-- RECORDS TO USE --
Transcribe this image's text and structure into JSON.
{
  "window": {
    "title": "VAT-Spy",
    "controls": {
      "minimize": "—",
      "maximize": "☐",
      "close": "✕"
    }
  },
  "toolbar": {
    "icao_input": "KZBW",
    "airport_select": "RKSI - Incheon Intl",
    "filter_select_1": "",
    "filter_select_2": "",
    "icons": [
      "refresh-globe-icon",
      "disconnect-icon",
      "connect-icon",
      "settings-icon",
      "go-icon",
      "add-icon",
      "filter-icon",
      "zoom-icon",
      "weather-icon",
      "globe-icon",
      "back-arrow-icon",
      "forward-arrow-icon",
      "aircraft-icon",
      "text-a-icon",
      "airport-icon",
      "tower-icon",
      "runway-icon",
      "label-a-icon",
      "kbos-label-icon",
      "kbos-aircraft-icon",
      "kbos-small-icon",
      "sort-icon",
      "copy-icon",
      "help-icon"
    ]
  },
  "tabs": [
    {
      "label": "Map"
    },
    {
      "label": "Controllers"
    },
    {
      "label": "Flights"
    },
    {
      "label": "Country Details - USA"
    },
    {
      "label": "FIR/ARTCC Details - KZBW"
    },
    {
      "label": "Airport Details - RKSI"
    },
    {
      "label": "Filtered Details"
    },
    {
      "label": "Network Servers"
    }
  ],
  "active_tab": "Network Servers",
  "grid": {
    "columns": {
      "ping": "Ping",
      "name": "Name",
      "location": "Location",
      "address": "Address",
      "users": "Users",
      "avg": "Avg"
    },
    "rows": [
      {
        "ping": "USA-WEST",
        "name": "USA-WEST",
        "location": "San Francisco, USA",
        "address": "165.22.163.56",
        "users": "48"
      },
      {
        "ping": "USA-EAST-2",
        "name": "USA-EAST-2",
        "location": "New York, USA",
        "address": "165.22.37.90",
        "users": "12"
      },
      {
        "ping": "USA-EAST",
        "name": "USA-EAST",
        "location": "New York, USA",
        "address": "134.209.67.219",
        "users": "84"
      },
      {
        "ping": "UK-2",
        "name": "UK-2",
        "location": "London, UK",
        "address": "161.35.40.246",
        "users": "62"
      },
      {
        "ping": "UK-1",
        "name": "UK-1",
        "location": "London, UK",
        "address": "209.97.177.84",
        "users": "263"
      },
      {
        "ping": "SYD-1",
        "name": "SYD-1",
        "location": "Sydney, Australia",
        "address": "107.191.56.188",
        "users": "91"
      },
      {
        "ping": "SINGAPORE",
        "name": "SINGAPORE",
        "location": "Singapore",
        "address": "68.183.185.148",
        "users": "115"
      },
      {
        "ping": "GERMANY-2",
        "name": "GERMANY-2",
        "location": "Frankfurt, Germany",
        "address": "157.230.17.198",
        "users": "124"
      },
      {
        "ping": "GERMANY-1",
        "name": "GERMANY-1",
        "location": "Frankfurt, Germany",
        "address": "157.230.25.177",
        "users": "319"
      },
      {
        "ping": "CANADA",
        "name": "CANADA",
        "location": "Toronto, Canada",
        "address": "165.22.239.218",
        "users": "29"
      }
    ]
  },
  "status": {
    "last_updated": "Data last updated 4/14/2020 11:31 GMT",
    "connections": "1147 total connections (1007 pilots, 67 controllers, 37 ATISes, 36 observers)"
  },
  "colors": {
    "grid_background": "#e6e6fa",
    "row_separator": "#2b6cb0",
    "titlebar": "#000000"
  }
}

-- WHAT NEEDS TO BE DONE --
Report every line in the data above in which the word "Network" appears.

-- RESPONSE BELOW --
      "label": "Network Servers"
  "active_tab": "Network Servers",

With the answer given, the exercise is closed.